[BEGIN TASK MATERIAL]

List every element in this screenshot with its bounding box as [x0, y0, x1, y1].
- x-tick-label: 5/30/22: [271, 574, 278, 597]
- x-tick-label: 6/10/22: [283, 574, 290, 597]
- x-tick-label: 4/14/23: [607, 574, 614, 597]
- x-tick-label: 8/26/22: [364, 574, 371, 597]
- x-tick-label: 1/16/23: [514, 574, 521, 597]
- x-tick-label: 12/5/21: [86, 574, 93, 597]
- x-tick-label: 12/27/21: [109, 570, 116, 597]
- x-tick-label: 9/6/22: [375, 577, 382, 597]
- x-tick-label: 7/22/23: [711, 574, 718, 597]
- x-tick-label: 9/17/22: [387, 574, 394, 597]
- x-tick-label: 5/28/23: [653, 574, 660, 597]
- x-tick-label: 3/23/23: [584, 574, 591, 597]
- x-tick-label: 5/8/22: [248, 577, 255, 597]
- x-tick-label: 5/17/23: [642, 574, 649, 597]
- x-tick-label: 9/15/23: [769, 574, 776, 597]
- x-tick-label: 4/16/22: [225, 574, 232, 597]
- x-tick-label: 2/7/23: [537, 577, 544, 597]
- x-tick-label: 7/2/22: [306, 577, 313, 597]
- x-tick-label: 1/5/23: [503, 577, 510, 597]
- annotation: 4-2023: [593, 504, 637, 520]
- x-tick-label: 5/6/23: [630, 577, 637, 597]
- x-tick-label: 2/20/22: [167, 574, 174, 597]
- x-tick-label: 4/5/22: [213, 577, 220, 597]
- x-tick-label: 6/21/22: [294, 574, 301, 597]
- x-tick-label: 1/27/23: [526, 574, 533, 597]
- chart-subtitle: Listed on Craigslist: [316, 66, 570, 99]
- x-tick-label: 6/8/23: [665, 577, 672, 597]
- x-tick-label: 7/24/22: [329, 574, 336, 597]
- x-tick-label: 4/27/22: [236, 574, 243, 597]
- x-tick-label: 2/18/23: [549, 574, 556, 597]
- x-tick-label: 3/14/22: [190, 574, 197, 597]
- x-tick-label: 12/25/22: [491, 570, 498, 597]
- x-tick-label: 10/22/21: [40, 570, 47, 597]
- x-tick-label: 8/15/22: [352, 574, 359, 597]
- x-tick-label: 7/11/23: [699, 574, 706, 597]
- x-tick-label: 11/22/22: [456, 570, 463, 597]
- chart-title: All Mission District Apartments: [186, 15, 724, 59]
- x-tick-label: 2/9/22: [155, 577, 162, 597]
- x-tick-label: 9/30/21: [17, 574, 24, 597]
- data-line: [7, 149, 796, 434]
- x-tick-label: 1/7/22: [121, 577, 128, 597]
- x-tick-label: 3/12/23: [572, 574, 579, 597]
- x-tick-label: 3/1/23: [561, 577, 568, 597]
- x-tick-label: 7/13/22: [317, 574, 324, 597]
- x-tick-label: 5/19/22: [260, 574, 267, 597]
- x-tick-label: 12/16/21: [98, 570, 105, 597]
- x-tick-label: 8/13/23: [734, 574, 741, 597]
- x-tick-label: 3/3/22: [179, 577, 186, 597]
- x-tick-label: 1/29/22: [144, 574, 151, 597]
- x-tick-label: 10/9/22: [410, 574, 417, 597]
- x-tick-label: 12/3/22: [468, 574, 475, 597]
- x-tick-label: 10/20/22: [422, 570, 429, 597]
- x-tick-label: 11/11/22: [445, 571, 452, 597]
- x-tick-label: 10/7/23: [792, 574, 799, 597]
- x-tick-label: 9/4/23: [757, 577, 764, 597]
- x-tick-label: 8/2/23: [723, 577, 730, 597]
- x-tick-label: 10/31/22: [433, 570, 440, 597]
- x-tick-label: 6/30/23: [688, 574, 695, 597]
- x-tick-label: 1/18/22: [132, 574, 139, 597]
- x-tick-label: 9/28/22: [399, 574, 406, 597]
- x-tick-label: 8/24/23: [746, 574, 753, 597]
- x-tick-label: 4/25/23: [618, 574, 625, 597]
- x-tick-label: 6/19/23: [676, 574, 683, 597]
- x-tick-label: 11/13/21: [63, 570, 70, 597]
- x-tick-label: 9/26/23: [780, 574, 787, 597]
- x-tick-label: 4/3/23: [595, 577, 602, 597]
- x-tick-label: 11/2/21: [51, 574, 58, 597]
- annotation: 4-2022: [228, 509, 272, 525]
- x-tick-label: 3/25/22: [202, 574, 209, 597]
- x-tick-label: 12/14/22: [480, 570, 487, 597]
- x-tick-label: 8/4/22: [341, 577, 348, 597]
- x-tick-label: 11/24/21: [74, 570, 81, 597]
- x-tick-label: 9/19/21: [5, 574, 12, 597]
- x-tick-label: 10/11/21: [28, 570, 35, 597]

[END TASK MATERIAL]

SET EXERCISE -> Format the lines from the start through the one containing "- x-tick-label: 10/22/21: [40, 570, 47, 597]" as a numbered list, leaving out any blank lines.

COMPLETED TASK ->
1. List every element in this screenshot with its bounding box as [x0, y0, x1, y1].
2. - x-tick-label: 5/30/22: [271, 574, 278, 597]
3. - x-tick-label: 6/10/22: [283, 574, 290, 597]
4. - x-tick-label: 4/14/23: [607, 574, 614, 597]
5. - x-tick-label: 8/26/22: [364, 574, 371, 597]
6. - x-tick-label: 1/16/23: [514, 574, 521, 597]
7. - x-tick-label: 12/5/21: [86, 574, 93, 597]
8. - x-tick-label: 12/27/21: [109, 570, 116, 597]
9. - x-tick-label: 9/6/22: [375, 577, 382, 597]
10. - x-tick-label: 7/22/23: [711, 574, 718, 597]
11. - x-tick-label: 9/17/22: [387, 574, 394, 597]
12. - x-tick-label: 5/28/23: [653, 574, 660, 597]
13. - x-tick-label: 3/23/23: [584, 574, 591, 597]
14. - x-tick-label: 5/8/22: [248, 577, 255, 597]
15. - x-tick-label: 5/17/23: [642, 574, 649, 597]
16. - x-tick-label: 9/15/23: [769, 574, 776, 597]
17. - x-tick-label: 4/16/22: [225, 574, 232, 597]
18. - x-tick-label: 2/7/23: [537, 577, 544, 597]
19. - x-tick-label: 7/2/22: [306, 577, 313, 597]
20. - x-tick-label: 1/5/23: [503, 577, 510, 597]
21. - annotation: 4-2023: [593, 504, 637, 520]
22. - x-tick-label: 5/6/23: [630, 577, 637, 597]
23. - x-tick-label: 2/20/22: [167, 574, 174, 597]
24. - x-tick-label: 4/5/22: [213, 577, 220, 597]
25. - x-tick-label: 6/21/22: [294, 574, 301, 597]
26. - x-tick-label: 1/27/23: [526, 574, 533, 597]
27. - chart-subtitle: Listed on Craigslist: [316, 66, 570, 99]
28. - x-tick-label: 6/8/23: [665, 577, 672, 597]
29. - x-tick-label: 7/24/22: [329, 574, 336, 597]
30. - x-tick-label: 4/27/22: [236, 574, 243, 597]
31. - x-tick-label: 2/18/23: [549, 574, 556, 597]
32. - x-tick-label: 3/14/22: [190, 574, 197, 597]
33. - x-tick-label: 12/25/22: [491, 570, 498, 597]
34. - x-tick-label: 10/22/21: [40, 570, 47, 597]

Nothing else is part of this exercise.